§ PROBLEM:
Transcribe each record below word for word.

§ INFORMATION SUPPLIED:
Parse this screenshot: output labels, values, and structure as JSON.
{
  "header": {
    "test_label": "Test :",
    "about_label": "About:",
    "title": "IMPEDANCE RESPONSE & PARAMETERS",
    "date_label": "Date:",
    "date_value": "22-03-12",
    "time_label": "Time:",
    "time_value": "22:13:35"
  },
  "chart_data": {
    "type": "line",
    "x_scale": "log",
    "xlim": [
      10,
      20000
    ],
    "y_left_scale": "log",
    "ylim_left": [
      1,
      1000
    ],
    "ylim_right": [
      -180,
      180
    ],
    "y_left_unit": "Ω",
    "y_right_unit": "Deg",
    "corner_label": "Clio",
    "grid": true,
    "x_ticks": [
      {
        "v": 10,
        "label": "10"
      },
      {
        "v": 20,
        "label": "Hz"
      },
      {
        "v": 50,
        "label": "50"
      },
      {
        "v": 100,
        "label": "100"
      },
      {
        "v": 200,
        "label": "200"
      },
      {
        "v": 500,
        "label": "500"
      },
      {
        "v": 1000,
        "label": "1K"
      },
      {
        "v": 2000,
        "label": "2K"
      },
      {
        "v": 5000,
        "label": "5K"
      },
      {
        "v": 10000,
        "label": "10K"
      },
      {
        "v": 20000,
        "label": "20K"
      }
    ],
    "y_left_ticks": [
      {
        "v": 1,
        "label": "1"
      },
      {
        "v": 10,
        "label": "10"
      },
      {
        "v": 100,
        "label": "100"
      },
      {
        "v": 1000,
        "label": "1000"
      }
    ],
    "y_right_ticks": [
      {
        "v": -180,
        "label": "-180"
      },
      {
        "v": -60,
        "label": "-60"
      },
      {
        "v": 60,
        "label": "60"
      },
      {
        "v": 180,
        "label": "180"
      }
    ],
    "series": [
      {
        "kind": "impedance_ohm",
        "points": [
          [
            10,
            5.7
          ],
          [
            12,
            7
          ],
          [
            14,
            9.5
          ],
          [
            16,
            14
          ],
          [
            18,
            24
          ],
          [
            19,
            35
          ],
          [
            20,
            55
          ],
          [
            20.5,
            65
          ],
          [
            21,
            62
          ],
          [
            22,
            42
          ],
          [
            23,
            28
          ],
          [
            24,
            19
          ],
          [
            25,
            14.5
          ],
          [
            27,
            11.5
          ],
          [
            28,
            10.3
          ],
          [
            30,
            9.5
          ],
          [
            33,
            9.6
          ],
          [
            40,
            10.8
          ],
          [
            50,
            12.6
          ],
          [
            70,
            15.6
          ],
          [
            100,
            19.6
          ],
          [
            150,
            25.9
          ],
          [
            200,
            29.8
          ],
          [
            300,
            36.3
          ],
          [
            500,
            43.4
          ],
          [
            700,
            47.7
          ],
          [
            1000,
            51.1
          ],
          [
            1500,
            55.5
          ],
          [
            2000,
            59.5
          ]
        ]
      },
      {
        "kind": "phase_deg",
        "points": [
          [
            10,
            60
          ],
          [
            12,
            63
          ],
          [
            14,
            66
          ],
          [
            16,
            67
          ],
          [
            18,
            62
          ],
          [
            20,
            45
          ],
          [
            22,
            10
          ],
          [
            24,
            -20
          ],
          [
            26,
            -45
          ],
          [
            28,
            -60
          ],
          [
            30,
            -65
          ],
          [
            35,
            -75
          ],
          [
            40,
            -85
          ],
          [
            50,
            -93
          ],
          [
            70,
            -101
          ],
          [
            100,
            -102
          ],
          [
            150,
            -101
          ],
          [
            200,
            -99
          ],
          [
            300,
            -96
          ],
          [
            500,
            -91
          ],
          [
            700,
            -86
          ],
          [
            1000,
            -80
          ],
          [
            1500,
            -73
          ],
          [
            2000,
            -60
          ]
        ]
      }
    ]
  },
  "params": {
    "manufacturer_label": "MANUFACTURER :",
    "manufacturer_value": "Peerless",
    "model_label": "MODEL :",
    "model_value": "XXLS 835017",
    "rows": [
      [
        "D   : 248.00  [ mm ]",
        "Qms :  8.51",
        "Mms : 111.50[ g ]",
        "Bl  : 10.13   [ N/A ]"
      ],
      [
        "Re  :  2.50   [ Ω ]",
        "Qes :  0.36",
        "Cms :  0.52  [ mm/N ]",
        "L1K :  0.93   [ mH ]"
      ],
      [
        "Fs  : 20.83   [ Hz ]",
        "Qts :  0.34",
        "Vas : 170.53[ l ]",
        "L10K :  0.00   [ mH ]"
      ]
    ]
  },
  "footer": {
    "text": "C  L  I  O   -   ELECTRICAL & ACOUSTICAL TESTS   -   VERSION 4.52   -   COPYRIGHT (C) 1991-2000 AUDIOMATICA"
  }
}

§ FULL ANSWER:
Parse this screenshot: output labels, values, and structure as JSON.
{
  "header": {
    "test_label": "Test :",
    "about_label": "About:",
    "title": "IMPEDANCE RESPONSE & PARAMETERS",
    "date_label": "Date:",
    "date_value": "22-03-12",
    "time_label": "Time:",
    "time_value": "22:13:35"
  },
  "chart_data": {
    "type": "line",
    "x_scale": "log",
    "xlim": [
      10,
      20000
    ],
    "y_left_scale": "log",
    "ylim_left": [
      1,
      1000
    ],
    "ylim_right": [
      -180,
      180
    ],
    "y_left_unit": "Ω",
    "y_right_unit": "Deg",
    "corner_label": "Clio",
    "grid": true,
    "x_ticks": [
      {
        "v": 10,
        "label": "10"
      },
      {
        "v": 20,
        "label": "Hz"
      },
      {
        "v": 50,
        "label": "50"
      },
      {
        "v": 100,
        "label": "100"
      },
      {
        "v": 200,
        "label": "200"
      },
      {
        "v": 500,
        "label": "500"
      },
      {
        "v": 1000,
        "label": "1K"
      },
      {
        "v": 2000,
        "label": "2K"
      },
      {
        "v": 5000,
        "label": "5K"
      },
      {
        "v": 10000,
        "label": "10K"
      },
      {
        "v": 20000,
        "label": "20K"
      }
    ],
    "y_left_ticks": [
      {
        "v": 1,
        "label": "1"
      },
      {
        "v": 10,
        "label": "10"
      },
      {
        "v": 100,
        "label": "100"
      },
      {
        "v": 1000,
        "label": "1000"
      }
    ],
    "y_right_ticks": [
      {
        "v": -180,
        "label": "-180"
      },
      {
        "v": -60,
        "label": "-60"
      },
      {
        "v": 60,
        "label": "60"
      },
      {
        "v": 180,
        "label": "180"
      }
    ],
    "series": [
      {
        "kind": "impedance_ohm",
        "points": [
          [
            10,
            5.7
          ],
          [
            12,
            7
          ],
          [
            14,
            9.5
          ],
          [
            16,
            14
          ],
          [
            18,
            24
          ],
          [
            19,
            35
          ],
          [
            20,
            55
          ],
          [
            20.5,
            65
          ],
          [
            21,
            62
          ],
          [
            22,
            42
          ],
          [
            23,
            28
          ],
          [
            24,
            19
          ],
          [
            25,
            14.5
          ],
          [
            27,
            11.5
          ],
          [
            28,
            10.3
          ],
          [
            30,
            9.5
          ],
          [
            33,
            9.6
          ],
          [
            40,
            10.8
          ],
          [
            50,
            12.6
          ],
          [
            70,
            15.6
          ],
          [
            100,
            19.6
          ],
          [
            150,
            25.9
          ],
          [
            200,
            29.8
          ],
          [
            300,
            36.3
          ],
          [
            500,
            43.4
          ],
          [
            700,
            47.7
          ],
          [
            1000,
            51.1
          ],
          [
            1500,
            55.5
          ],
          [
            2000,
            59.5
          ]
        ]
      },
      {
        "kind": "phase_deg",
        "points": [
          [
            10,
            60
          ],
          [
            12,
            63
          ],
          [
            14,
            66
          ],
          [
            16,
            67
          ],
          [
            18,
            62
          ],
          [
            20,
            45
          ],
          [
            22,
            10
          ],
          [
            24,
            -20
          ],
          [
            26,
            -45
          ],
          [
            28,
            -60
          ],
          [
            30,
            -65
          ],
          [
            35,
            -75
          ],
          [
            40,
            -85
          ],
          [
            50,
            -93
          ],
          [
            70,
            -101
          ],
          [
            100,
            -102
          ],
          [
            150,
            -101
          ],
          [
            200,
            -99
          ],
          [
            300,
            -96
          ],
          [
            500,
            -91
          ],
          [
            700,
            -86
          ],
          [
            1000,
            -80
          ],
          [
            1500,
            -73
          ],
          [
            2000,
            -60
          ]
        ]
      }
    ]
  },
  "params": {
    "manufacturer_label": "MANUFACTURER :",
    "manufacturer_value": "Peerless",
    "model_label": "MODEL :",
    "model_value": "XXLS 835017",
    "rows": [
      [
        "D   : 248.00  [ mm ]",
        "Qms :  8.51",
        "Mms : 111.50[ g ]",
        "Bl  : 10.13   [ N/A ]"
      ],
      [
        "Re  :  2.50   [ Ω ]",
        "Qes :  0.36",
        "Cms :  0.52  [ mm/N ]",
        "L1K :  0.93   [ mH ]"
      ],
      [
        "Fs  : 20.83   [ Hz ]",
        "Qts :  0.34",
        "Vas : 170.53[ l ]",
        "L10K :  0.00   [ mH ]"
      ]
    ]
  },
  "footer": {
    "text": "C  L  I  O   -   ELECTRICAL & ACOUSTICAL TESTS   -   VERSION 4.52   -   COPYRIGHT (C) 1991-2000 AUDIOMATICA"
  }
}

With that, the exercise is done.